§ **MATERIALS PROVIDED**:
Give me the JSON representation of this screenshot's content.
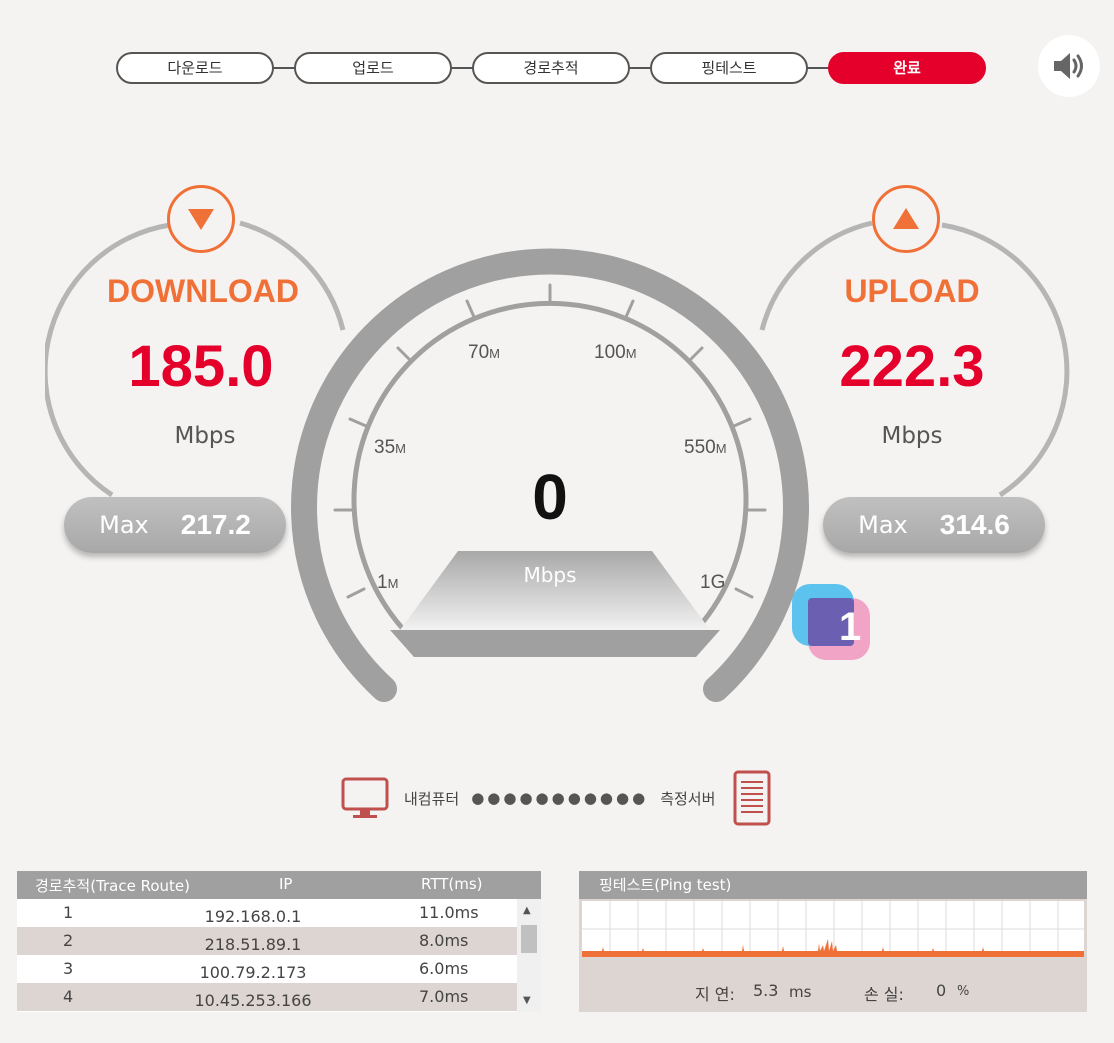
{
  "stepper": {
    "steps": [
      "다운로드",
      "업로드",
      "경로추적",
      "핑테스트",
      "완료"
    ],
    "active_index": 4
  },
  "sound": {
    "icon": "speaker-icon"
  },
  "download": {
    "title": "DOWNLOAD",
    "value": "185.0",
    "unit": "Mbps",
    "max_label": "Max",
    "max_value": "217.2",
    "icon": "arrow-down-icon"
  },
  "upload": {
    "title": "UPLOAD",
    "value": "222.3",
    "unit": "Mbps",
    "max_label": "Max",
    "max_value": "314.6",
    "icon": "arrow-up-icon"
  },
  "gauge": {
    "value": "0",
    "unit": "Mbps",
    "ticks": [
      {
        "num": "1",
        "suffix": "M"
      },
      {
        "num": "35",
        "suffix": "M"
      },
      {
        "num": "70",
        "suffix": "M"
      },
      {
        "num": "100",
        "suffix": "M"
      },
      {
        "num": "550",
        "suffix": "M"
      },
      {
        "num": "1G",
        "suffix": ""
      }
    ]
  },
  "badge": {
    "text": "1"
  },
  "connection": {
    "client_label": "내컴퓨터",
    "dots": "●●●●●●●●●●●",
    "server_label": "측정서버"
  },
  "trace": {
    "headers": [
      "경로추적(Trace Route)",
      "IP",
      "RTT(ms)"
    ],
    "rows": [
      {
        "num": "1",
        "ip": "192.168.0.1",
        "rtt": "11.0ms"
      },
      {
        "num": "2",
        "ip": "218.51.89.1",
        "rtt": "8.0ms"
      },
      {
        "num": "3",
        "ip": "100.79.2.173",
        "rtt": "6.0ms"
      },
      {
        "num": "4",
        "ip": "10.45.253.166",
        "rtt": "7.0ms"
      }
    ]
  },
  "ping": {
    "title": "핑테스트(Ping test)",
    "latency_label": "지 연:",
    "latency_value": "5.3",
    "latency_unit": "ms",
    "loss_label": "손 실:",
    "loss_value": "0",
    "loss_unit": "%"
  },
  "colors": {
    "accent_red": "#e4002b",
    "accent_orange": "#f07138",
    "gauge_gray": "#a0a0a0",
    "table_header": "#a0a0a0",
    "row_alt": "#ddd5d2"
  }
}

§ **WHAT THIS TASK INVOLVES**:
Will you set down the records word for word while leaving out every picture?

§ **THE COMPLETED TASK**:
Give me the JSON representation of this screenshot's content.
{
  "stepper": {
    "steps": [
      "다운로드",
      "업로드",
      "경로추적",
      "핑테스트",
      "완료"
    ],
    "active_index": 4
  },
  "sound": {
    "icon": "speaker-icon"
  },
  "download": {
    "title": "DOWNLOAD",
    "value": "185.0",
    "unit": "Mbps",
    "max_label": "Max",
    "max_value": "217.2",
    "icon": "arrow-down-icon"
  },
  "upload": {
    "title": "UPLOAD",
    "value": "222.3",
    "unit": "Mbps",
    "max_label": "Max",
    "max_value": "314.6",
    "icon": "arrow-up-icon"
  },
  "gauge": {
    "value": "0",
    "unit": "Mbps",
    "ticks": [
      {
        "num": "1",
        "suffix": "M"
      },
      {
        "num": "35",
        "suffix": "M"
      },
      {
        "num": "70",
        "suffix": "M"
      },
      {
        "num": "100",
        "suffix": "M"
      },
      {
        "num": "550",
        "suffix": "M"
      },
      {
        "num": "1G",
        "suffix": ""
      }
    ]
  },
  "badge": {
    "text": "1"
  },
  "connection": {
    "client_label": "내컴퓨터",
    "dots": "●●●●●●●●●●●",
    "server_label": "측정서버"
  },
  "trace": {
    "headers": [
      "경로추적(Trace Route)",
      "IP",
      "RTT(ms)"
    ],
    "rows": [
      {
        "num": "1",
        "ip": "192.168.0.1",
        "rtt": "11.0ms"
      },
      {
        "num": "2",
        "ip": "218.51.89.1",
        "rtt": "8.0ms"
      },
      {
        "num": "3",
        "ip": "100.79.2.173",
        "rtt": "6.0ms"
      },
      {
        "num": "4",
        "ip": "10.45.253.166",
        "rtt": "7.0ms"
      }
    ]
  },
  "ping": {
    "title": "핑테스트(Ping test)",
    "latency_label": "지 연:",
    "latency_value": "5.3",
    "latency_unit": "ms",
    "loss_label": "손 실:",
    "loss_value": "0",
    "loss_unit": "%"
  },
  "colors": {
    "accent_red": "#e4002b",
    "accent_orange": "#f07138",
    "gauge_gray": "#a0a0a0",
    "table_header": "#a0a0a0",
    "row_alt": "#ddd5d2"
  }
}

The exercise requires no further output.